### Problem details:
Check every line below for the word "theo" and copy each one that has it.

### Data to process:
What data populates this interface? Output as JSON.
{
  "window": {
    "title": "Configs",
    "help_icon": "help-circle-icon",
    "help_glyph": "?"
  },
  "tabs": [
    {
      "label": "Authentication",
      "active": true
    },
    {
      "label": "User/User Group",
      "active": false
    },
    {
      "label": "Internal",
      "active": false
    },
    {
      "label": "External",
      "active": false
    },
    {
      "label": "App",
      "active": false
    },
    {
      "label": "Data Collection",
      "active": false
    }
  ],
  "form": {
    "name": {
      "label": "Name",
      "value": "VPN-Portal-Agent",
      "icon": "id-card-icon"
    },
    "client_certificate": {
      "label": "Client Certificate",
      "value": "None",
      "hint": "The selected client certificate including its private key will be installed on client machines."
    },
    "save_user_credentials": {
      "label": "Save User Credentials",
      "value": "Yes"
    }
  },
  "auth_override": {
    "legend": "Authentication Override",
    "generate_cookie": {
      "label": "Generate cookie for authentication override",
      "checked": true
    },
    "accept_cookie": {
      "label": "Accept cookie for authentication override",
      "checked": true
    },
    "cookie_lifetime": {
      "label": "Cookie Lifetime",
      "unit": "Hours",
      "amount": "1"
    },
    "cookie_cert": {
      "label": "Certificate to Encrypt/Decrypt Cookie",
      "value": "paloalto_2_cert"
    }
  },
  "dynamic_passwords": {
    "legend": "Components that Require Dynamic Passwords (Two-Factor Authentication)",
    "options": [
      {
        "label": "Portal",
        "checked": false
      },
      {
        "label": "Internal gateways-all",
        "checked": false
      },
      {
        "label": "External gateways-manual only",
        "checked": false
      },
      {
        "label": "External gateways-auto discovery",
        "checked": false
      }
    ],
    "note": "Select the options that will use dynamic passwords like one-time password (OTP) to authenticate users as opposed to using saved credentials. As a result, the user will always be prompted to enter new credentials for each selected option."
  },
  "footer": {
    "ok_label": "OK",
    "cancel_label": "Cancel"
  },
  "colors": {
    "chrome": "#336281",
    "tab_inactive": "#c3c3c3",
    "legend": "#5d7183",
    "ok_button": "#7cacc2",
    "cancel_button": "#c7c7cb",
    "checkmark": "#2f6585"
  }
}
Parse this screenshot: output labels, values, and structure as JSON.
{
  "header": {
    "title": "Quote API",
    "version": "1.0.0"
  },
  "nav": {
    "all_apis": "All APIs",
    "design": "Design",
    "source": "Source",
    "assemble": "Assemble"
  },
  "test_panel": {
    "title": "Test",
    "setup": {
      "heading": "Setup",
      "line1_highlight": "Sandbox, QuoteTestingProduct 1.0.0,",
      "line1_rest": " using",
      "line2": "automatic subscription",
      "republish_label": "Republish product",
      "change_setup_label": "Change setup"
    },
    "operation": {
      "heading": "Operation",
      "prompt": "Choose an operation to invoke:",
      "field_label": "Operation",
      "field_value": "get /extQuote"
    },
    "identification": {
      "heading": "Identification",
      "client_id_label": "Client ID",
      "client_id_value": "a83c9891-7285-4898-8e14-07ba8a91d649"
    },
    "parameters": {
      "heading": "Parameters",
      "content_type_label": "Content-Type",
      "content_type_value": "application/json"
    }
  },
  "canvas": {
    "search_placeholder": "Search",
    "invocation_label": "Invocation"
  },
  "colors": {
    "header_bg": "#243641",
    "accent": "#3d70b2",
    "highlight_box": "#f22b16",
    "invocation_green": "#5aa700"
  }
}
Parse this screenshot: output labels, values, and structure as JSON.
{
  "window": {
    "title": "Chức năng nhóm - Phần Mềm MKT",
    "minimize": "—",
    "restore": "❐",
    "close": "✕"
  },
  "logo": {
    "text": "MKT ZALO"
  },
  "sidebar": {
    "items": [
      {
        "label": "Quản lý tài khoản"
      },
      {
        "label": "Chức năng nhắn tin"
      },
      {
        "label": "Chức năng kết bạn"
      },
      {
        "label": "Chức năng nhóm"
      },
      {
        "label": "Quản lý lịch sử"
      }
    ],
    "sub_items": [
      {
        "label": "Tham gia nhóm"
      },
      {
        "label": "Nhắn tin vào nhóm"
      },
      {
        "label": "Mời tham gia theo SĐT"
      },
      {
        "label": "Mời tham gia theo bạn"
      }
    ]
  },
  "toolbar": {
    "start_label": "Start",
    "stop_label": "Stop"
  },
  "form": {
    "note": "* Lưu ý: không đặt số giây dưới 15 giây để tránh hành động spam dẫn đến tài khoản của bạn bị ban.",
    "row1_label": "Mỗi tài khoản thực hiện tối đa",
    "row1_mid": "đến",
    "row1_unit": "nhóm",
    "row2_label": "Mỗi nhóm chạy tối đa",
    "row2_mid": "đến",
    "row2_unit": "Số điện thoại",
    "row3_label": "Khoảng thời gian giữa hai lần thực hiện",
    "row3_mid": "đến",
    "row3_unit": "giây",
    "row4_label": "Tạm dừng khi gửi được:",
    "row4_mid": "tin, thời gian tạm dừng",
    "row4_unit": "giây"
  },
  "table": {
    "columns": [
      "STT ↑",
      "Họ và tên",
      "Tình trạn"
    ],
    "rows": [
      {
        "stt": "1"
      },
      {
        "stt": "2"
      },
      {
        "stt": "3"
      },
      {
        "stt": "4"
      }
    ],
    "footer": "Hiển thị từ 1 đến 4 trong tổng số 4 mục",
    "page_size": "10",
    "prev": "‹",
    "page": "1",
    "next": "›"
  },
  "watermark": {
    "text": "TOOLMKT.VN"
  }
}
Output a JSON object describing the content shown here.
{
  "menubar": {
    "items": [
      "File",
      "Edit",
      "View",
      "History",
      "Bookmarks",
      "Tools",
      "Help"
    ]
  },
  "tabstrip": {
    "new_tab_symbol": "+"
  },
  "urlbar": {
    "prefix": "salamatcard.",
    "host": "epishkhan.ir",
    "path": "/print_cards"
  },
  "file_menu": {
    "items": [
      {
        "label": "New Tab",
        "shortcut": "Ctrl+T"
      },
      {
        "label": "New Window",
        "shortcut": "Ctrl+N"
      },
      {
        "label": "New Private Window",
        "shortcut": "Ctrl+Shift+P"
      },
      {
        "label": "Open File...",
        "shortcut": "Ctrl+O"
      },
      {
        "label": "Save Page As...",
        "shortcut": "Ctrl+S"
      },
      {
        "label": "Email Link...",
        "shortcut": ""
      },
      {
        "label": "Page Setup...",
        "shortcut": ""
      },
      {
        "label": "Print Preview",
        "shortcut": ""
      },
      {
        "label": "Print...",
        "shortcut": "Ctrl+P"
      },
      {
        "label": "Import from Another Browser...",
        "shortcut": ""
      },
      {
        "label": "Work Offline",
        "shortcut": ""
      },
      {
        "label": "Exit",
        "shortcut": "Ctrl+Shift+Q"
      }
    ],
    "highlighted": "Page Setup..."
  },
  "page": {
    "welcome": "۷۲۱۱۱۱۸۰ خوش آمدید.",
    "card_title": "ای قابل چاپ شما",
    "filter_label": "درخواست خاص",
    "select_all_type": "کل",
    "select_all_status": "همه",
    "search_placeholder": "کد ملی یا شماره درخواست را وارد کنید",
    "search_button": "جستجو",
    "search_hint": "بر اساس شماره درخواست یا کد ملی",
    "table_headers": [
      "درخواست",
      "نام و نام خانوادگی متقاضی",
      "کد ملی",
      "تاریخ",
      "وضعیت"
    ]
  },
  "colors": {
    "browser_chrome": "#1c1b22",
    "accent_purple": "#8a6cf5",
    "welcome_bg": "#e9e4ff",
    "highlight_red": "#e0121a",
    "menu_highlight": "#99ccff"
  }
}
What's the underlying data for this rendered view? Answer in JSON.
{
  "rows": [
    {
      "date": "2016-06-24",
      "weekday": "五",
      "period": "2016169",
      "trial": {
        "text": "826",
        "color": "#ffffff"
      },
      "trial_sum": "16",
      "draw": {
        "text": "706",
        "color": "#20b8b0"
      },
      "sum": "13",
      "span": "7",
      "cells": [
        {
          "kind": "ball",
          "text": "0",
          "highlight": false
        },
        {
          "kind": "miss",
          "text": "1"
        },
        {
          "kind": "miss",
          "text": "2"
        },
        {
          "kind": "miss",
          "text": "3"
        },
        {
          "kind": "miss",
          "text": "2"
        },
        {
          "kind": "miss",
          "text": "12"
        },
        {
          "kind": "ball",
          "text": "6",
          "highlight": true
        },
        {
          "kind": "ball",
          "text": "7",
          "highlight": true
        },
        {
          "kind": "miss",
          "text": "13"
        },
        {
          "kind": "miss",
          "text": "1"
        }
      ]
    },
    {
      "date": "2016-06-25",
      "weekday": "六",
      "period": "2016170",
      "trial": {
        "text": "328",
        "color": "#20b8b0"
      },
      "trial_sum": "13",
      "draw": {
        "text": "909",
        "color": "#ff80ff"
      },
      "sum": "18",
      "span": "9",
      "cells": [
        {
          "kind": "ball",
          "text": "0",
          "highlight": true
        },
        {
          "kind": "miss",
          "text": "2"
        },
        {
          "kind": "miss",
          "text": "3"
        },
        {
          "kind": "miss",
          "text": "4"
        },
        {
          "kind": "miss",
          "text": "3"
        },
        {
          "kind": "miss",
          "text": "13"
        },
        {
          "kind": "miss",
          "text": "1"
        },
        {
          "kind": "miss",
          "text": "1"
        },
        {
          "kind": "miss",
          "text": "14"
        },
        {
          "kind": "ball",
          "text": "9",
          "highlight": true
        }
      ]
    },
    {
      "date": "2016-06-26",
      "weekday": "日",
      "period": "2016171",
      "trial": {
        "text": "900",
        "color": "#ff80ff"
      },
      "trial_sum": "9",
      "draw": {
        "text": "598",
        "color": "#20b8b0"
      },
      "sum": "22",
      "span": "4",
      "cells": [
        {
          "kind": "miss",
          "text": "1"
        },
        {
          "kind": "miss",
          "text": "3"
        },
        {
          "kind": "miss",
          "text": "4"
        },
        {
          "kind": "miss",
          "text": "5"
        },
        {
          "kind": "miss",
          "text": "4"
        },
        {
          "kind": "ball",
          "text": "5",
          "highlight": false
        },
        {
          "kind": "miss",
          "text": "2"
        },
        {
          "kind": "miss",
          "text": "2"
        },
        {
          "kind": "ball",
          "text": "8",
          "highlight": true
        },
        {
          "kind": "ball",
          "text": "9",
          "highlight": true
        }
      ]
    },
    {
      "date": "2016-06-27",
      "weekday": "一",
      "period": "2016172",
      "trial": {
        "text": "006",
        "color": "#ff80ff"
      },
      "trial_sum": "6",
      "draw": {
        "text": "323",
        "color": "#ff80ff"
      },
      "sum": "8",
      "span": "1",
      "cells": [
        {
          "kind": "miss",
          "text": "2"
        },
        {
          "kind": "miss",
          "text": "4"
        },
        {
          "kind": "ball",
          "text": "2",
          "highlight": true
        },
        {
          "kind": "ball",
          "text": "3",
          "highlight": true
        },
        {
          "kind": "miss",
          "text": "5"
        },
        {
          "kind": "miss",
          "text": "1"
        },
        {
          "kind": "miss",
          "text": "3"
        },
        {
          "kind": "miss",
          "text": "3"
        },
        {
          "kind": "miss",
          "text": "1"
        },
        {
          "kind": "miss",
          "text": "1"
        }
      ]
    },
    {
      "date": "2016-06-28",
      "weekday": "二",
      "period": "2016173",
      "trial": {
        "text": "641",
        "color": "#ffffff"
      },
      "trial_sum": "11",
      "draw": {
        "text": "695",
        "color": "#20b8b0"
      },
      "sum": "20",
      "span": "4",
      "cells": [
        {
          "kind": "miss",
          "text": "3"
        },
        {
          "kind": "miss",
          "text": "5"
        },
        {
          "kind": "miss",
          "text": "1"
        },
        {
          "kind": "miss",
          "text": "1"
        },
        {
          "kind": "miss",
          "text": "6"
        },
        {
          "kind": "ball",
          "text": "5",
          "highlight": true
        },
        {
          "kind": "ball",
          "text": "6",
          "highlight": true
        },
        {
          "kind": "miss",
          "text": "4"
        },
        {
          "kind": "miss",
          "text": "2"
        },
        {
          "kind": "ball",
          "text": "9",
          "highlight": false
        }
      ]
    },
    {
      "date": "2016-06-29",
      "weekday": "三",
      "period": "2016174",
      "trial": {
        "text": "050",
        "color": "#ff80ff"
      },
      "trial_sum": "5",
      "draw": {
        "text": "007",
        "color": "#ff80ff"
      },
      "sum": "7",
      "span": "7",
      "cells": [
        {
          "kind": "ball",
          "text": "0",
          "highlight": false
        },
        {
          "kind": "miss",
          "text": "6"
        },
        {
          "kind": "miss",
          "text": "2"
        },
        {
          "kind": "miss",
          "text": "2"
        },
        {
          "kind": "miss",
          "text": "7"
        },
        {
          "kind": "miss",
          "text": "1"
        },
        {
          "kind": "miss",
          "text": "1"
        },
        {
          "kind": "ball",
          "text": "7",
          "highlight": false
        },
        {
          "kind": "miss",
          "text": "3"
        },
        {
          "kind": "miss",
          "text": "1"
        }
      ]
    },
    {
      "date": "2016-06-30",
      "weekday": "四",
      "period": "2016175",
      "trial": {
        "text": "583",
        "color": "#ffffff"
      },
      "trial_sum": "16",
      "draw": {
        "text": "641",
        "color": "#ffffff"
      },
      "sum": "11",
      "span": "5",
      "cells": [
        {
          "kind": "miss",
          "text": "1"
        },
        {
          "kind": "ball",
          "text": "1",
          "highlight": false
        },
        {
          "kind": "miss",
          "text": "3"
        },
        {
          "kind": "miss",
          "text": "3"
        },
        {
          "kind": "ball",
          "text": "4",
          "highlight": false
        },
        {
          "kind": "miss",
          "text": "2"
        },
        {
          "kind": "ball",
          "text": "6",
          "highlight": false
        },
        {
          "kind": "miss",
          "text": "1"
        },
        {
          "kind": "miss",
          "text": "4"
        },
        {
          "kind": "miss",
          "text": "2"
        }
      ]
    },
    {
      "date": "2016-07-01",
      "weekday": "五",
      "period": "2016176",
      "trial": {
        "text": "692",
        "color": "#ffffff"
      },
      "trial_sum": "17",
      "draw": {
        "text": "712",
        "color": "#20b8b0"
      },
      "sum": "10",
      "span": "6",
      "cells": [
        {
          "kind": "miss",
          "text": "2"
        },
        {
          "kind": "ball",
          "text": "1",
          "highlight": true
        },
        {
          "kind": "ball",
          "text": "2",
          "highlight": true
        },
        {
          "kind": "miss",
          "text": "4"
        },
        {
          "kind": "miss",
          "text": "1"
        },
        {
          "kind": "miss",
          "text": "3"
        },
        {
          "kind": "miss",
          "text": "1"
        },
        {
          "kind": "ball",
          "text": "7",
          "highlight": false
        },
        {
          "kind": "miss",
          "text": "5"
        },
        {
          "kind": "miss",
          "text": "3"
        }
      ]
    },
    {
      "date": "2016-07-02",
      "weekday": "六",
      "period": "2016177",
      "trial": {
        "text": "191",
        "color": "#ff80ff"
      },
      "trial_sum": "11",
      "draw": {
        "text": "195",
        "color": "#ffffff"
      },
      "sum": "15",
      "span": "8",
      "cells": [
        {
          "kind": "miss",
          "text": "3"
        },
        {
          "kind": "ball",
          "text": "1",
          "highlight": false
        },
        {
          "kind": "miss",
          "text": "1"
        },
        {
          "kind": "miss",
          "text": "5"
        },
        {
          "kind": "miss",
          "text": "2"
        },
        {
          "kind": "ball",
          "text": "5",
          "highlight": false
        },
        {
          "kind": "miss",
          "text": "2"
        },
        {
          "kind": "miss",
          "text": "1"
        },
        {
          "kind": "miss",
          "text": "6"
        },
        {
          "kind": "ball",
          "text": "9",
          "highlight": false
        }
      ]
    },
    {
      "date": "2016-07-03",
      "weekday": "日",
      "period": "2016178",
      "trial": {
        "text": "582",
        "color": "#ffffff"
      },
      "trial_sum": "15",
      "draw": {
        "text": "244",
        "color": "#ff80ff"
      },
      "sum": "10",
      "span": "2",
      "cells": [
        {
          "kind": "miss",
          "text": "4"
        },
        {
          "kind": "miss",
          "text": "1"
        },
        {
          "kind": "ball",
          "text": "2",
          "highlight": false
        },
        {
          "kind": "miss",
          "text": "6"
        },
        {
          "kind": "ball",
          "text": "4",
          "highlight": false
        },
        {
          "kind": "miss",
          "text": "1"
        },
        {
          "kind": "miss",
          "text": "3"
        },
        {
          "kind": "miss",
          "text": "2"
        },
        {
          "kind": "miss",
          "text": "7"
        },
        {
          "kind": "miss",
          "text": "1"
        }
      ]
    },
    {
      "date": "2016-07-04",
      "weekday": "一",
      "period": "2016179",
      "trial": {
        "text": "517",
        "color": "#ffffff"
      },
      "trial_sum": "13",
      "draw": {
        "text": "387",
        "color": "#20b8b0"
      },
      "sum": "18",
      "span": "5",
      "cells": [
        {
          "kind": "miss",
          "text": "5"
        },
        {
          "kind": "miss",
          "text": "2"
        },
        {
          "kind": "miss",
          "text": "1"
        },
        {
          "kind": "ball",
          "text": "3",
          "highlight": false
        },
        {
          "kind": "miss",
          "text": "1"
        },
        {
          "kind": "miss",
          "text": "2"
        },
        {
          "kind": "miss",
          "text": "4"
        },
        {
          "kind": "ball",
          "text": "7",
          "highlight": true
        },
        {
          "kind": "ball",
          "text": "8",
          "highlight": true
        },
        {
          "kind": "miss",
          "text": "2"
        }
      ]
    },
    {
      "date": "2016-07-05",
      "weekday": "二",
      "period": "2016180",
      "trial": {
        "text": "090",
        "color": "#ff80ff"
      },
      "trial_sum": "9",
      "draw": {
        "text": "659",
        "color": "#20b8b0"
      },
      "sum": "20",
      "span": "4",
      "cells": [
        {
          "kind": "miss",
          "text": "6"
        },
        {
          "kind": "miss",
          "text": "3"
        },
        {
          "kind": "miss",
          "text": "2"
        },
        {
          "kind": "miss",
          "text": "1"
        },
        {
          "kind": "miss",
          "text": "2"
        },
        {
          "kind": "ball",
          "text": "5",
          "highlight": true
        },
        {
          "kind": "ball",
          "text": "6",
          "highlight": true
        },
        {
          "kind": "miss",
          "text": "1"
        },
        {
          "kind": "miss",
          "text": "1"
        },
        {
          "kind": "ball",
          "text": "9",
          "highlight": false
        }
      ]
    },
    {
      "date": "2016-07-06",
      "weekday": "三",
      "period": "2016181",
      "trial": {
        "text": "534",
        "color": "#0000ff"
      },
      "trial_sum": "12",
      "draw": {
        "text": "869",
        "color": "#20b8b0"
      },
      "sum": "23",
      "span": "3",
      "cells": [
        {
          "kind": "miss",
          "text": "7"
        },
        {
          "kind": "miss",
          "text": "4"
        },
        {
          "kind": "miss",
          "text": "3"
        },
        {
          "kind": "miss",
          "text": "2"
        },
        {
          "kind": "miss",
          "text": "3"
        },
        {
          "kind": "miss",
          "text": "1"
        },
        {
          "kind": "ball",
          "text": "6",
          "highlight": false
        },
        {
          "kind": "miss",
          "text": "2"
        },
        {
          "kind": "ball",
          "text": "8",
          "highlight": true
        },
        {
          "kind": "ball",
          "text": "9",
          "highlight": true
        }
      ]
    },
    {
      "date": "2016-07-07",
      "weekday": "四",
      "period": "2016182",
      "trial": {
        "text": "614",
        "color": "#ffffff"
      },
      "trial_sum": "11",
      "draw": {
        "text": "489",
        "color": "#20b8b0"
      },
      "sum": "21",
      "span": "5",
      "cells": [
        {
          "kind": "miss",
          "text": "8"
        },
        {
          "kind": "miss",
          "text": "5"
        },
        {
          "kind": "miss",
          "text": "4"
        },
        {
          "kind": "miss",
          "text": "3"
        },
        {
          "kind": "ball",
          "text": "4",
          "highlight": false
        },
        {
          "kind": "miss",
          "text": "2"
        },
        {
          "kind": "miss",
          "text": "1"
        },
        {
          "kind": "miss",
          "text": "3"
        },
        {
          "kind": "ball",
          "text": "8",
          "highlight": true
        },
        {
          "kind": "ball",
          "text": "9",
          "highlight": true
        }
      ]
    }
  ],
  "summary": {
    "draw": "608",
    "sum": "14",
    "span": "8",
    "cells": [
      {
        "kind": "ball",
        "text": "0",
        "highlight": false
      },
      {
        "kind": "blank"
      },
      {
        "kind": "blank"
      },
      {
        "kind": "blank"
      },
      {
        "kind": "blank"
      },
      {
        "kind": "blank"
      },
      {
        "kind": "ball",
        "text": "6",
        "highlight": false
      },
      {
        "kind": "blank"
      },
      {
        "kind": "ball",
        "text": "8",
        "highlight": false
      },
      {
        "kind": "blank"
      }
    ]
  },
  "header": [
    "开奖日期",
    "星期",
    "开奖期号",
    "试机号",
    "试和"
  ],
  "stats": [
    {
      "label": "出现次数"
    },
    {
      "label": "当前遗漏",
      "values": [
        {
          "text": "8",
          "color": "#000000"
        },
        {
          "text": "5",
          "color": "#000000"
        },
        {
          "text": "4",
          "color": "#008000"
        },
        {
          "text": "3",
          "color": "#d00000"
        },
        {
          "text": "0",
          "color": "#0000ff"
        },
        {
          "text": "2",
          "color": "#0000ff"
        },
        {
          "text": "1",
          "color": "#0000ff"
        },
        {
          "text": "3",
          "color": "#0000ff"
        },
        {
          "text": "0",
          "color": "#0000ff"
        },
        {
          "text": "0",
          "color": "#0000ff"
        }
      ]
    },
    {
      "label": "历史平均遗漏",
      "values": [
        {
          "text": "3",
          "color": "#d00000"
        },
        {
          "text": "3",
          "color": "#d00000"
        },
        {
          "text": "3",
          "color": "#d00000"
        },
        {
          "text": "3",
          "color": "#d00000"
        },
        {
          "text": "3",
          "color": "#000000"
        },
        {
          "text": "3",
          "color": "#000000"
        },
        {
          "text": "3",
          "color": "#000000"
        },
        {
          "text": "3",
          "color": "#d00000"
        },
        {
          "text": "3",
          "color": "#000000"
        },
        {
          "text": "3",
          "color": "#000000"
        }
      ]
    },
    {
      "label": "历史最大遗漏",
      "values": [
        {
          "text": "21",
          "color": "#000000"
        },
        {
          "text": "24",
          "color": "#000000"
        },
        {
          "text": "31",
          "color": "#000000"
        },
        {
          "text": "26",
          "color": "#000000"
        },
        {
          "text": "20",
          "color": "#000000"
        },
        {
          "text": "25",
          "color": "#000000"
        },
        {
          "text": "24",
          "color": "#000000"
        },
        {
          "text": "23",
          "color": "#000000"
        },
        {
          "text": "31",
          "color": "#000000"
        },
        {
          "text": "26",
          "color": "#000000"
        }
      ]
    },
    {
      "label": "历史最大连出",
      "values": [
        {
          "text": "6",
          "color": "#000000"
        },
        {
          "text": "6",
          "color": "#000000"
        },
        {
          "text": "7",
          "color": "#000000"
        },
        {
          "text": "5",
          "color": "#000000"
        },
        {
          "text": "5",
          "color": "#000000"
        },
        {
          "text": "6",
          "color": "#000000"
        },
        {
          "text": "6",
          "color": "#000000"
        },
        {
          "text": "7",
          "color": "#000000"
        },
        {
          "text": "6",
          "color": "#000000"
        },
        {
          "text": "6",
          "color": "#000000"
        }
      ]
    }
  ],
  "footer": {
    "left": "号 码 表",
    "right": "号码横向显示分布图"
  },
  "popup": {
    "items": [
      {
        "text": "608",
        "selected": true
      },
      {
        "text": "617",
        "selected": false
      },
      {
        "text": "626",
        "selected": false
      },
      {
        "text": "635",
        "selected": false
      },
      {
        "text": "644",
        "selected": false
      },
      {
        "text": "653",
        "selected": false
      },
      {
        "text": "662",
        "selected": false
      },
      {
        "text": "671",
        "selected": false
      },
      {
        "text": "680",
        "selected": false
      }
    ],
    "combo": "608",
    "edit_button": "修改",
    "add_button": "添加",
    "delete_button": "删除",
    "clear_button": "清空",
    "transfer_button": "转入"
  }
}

### Task output:
        "label": "Mời tham gia theo SĐT"
        "label": "Mời tham gia theo bạn"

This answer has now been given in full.